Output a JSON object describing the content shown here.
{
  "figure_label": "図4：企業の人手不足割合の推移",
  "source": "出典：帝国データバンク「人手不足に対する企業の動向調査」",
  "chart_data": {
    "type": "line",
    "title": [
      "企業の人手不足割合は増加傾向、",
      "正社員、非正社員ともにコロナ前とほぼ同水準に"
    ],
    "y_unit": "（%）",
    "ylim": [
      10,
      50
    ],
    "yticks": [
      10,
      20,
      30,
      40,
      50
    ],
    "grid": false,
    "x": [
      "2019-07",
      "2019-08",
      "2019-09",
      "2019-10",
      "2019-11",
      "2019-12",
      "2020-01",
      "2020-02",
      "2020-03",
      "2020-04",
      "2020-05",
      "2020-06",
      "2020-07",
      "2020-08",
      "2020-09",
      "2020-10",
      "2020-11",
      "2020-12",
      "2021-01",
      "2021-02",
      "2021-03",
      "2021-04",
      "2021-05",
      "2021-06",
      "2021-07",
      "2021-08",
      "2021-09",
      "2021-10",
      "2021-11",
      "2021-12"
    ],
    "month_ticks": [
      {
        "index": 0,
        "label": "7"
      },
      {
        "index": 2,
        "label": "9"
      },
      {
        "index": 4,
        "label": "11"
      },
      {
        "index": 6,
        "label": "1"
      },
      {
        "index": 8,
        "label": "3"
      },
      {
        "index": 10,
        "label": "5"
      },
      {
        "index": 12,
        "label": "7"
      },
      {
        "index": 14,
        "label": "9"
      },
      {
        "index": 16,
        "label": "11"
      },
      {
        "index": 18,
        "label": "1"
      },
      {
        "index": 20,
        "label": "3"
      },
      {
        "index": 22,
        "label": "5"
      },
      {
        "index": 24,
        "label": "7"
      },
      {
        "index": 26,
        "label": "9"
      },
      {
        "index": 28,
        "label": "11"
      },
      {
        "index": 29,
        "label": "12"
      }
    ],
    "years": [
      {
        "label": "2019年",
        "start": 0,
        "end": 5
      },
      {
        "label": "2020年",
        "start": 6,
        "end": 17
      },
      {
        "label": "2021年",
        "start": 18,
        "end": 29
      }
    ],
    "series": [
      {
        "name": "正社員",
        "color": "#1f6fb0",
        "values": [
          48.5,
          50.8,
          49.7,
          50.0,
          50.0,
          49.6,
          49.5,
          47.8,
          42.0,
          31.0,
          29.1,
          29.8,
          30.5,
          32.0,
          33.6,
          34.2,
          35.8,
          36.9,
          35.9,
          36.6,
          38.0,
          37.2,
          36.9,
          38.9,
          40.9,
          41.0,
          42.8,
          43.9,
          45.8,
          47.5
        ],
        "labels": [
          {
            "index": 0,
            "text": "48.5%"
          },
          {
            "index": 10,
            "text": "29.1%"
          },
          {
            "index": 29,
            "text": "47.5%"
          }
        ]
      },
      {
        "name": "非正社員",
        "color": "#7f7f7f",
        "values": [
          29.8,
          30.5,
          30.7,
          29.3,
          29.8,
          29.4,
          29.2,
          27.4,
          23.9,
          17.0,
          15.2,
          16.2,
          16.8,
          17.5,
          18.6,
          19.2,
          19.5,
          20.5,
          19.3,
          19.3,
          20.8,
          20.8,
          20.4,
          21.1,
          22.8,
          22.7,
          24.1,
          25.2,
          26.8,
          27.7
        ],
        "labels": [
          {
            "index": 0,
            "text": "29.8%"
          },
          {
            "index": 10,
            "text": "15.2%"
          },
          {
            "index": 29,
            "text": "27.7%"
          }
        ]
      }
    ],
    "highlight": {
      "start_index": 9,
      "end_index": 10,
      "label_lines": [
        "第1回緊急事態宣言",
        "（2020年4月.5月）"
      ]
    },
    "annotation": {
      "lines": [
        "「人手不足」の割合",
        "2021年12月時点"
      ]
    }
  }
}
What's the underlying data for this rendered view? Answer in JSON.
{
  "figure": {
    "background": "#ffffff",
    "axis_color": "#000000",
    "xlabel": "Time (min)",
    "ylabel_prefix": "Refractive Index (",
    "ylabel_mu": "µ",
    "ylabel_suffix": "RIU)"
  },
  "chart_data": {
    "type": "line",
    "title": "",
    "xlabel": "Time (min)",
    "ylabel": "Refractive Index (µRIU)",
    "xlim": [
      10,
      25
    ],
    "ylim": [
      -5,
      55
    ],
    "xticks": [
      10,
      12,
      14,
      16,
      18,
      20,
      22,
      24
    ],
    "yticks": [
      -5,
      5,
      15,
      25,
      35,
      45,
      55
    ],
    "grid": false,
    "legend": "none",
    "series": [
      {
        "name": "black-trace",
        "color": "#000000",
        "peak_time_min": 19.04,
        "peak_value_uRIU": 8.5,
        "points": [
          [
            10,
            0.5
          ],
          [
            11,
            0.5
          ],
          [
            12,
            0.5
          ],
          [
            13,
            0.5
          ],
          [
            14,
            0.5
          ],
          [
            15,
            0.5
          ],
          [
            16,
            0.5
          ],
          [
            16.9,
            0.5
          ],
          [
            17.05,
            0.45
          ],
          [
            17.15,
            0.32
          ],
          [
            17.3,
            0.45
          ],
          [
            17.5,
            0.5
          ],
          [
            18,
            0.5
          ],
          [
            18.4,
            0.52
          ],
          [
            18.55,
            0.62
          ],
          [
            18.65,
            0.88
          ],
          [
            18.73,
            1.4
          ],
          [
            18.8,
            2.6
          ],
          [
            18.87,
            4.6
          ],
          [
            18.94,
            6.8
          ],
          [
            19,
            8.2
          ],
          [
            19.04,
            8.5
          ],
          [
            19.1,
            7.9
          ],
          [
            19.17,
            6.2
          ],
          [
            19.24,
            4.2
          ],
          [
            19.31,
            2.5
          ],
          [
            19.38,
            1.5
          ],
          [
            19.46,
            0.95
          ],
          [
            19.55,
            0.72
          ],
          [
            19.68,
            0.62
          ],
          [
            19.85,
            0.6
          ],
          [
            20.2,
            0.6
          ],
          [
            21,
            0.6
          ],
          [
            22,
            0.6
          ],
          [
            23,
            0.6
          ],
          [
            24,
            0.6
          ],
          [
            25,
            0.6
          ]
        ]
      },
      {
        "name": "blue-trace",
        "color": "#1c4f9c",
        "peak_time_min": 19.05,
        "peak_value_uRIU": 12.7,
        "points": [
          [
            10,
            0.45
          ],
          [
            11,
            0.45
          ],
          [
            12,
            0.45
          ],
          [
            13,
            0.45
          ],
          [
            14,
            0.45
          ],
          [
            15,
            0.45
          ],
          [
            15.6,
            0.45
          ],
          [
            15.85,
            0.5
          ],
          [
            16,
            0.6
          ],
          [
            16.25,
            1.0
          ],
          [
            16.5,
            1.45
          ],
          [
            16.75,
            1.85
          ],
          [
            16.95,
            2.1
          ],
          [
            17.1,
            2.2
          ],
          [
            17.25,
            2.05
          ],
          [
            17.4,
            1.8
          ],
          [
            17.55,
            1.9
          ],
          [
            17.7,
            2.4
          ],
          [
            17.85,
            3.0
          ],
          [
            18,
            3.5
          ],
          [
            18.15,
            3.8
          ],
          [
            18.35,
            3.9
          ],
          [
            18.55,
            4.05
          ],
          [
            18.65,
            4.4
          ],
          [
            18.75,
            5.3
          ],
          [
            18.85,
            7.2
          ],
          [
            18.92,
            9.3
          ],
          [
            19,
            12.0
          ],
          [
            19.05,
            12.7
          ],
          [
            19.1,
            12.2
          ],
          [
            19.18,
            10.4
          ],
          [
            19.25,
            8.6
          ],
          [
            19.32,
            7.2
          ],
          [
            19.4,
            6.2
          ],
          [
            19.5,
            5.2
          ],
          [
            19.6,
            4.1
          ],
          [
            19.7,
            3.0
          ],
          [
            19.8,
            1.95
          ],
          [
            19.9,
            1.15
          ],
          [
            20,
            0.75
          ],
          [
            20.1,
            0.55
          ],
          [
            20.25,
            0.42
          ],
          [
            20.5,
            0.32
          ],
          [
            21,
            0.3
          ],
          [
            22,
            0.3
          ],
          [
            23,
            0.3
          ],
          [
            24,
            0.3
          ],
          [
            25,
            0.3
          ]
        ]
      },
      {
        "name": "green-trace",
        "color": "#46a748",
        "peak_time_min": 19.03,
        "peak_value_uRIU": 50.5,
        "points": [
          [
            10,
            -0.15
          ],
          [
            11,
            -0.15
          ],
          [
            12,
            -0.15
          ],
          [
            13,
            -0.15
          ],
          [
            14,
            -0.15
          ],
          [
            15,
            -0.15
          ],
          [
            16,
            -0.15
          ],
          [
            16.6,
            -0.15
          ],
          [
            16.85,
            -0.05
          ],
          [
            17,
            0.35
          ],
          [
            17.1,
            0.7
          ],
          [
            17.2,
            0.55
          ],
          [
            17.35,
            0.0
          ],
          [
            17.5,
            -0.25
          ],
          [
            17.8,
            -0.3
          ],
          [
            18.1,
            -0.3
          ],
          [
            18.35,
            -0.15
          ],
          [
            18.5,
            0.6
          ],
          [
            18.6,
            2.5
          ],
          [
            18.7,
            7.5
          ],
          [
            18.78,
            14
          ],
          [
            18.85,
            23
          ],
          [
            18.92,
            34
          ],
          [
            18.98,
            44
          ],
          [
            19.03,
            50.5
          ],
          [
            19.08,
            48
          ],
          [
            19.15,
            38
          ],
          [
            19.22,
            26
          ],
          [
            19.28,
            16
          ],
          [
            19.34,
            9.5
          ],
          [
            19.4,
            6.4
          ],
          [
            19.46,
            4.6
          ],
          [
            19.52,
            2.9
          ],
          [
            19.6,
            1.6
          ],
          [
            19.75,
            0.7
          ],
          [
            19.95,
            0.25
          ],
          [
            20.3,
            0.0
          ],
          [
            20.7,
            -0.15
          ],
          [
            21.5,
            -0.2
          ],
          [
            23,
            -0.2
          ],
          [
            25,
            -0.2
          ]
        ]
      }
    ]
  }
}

○ ○ ○ ○ ○ ○ ○

In the records above, locate every line with the string "text" and copy it.

SOLUTION FOR THIS PROBLEM:
            "text": "48.5%"
            "text": "29.1%"
            "text": "47.5%"
            "text": "29.8%"
            "text": "15.2%"
            "text": "27.7%"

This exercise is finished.